What is required »
Go through the records and show each line where the word "avec" occurs.

------ Data in this exercise ------

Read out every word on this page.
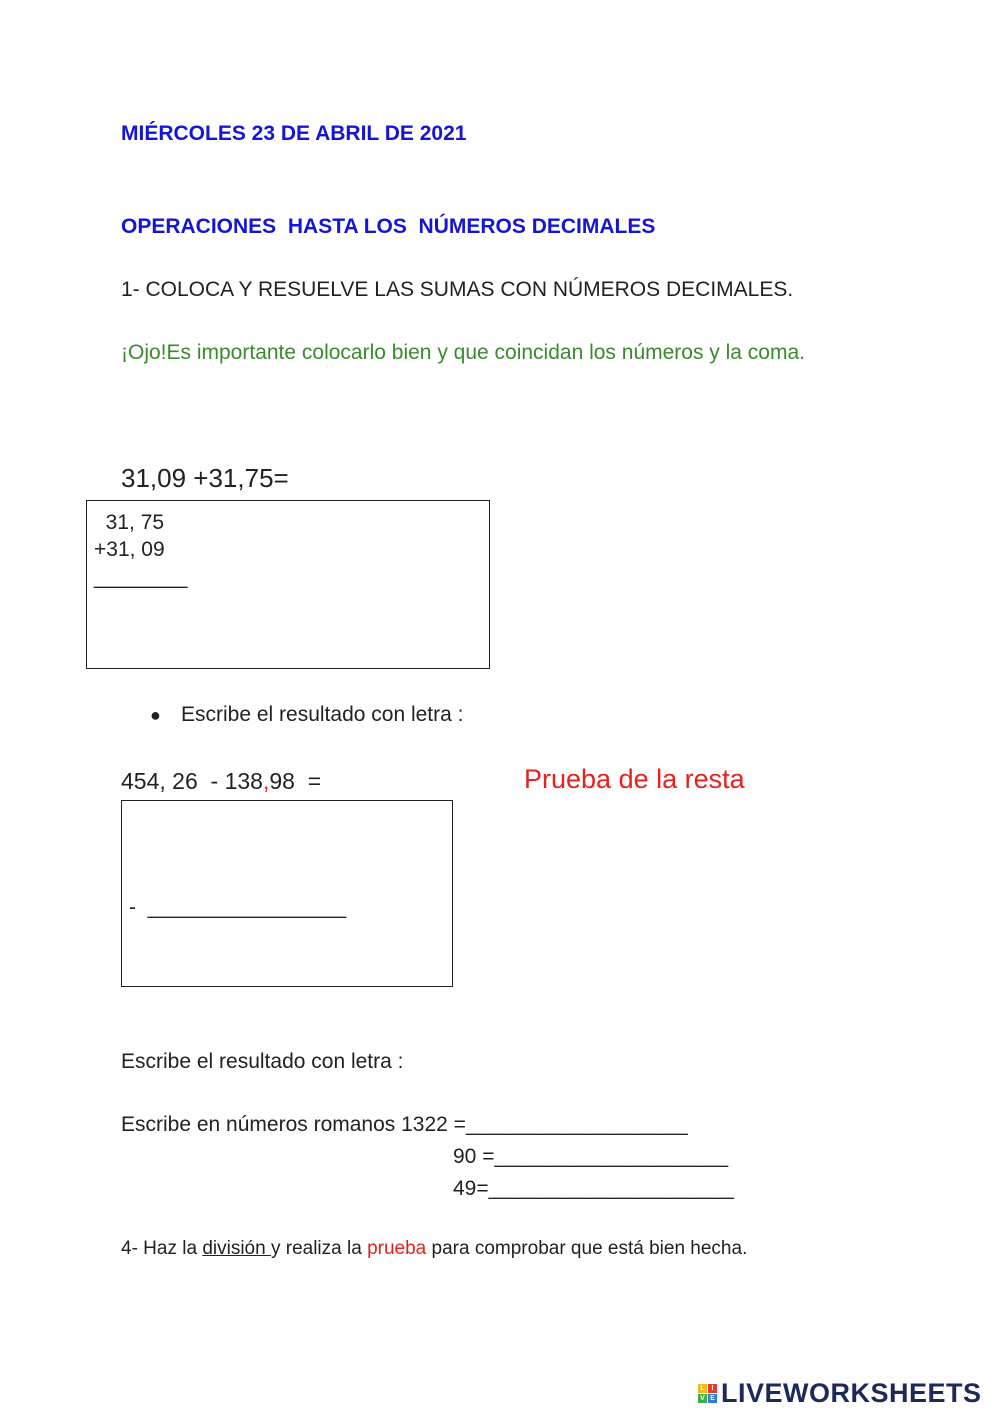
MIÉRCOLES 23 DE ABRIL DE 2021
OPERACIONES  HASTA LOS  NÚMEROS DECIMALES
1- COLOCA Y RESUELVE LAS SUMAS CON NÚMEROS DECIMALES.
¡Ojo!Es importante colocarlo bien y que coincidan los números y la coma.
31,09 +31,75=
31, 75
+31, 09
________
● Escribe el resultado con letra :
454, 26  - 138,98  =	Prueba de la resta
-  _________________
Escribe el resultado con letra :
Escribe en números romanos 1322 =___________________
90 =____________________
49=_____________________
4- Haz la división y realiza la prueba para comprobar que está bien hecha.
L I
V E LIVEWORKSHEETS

------
------ Data in this exercise ------

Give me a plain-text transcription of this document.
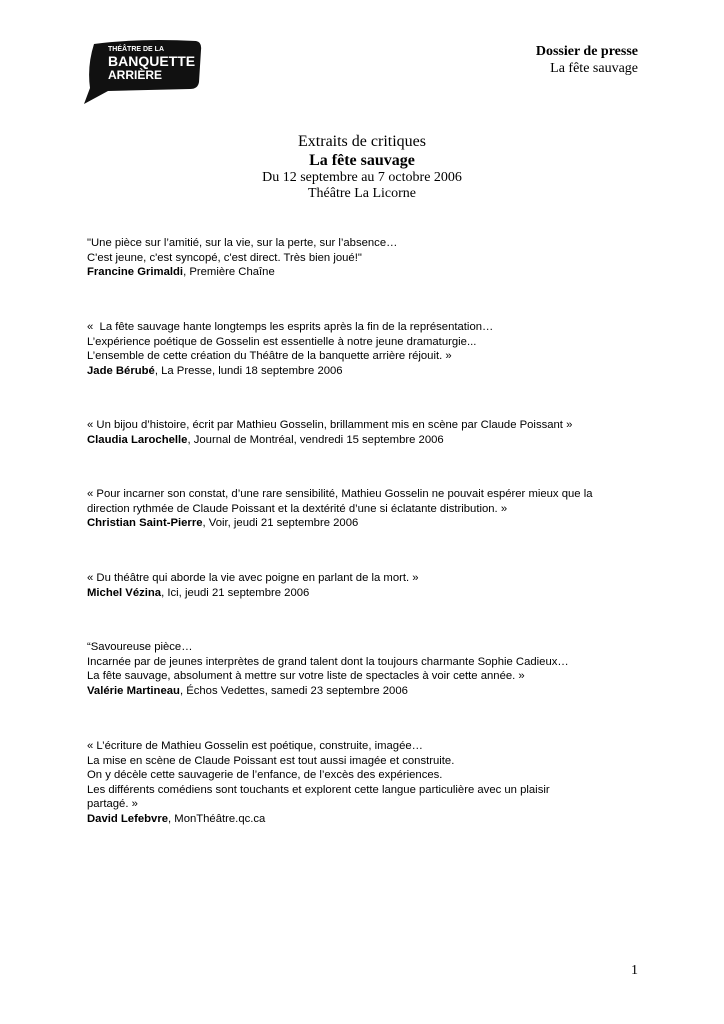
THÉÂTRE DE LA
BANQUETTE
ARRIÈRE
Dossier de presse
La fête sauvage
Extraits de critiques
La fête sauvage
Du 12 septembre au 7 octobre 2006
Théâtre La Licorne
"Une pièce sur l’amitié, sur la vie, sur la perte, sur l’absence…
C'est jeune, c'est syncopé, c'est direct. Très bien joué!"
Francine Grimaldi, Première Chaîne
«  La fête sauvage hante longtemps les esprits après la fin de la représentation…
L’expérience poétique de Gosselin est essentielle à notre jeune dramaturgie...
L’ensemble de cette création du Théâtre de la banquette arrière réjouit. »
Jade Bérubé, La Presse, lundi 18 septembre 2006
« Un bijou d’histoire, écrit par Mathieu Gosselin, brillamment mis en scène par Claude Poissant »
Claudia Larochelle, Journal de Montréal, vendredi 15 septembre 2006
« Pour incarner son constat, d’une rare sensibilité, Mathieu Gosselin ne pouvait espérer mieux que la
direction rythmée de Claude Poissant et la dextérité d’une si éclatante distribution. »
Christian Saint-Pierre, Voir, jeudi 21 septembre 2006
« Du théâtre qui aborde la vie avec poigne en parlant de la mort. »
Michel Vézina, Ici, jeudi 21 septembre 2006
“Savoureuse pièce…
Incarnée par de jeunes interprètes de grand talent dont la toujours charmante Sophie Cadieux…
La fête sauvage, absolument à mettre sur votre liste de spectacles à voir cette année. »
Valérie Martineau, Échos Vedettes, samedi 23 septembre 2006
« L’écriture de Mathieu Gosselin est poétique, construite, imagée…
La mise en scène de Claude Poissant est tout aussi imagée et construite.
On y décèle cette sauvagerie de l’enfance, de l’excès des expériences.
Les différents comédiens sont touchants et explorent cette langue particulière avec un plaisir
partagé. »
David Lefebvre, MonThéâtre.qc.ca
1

------

Answer for the task »
« Du théâtre qui aborde la vie avec poigne en parlant de la mort. »
Les différents comédiens sont touchants et explorent cette langue particulière avec un plaisir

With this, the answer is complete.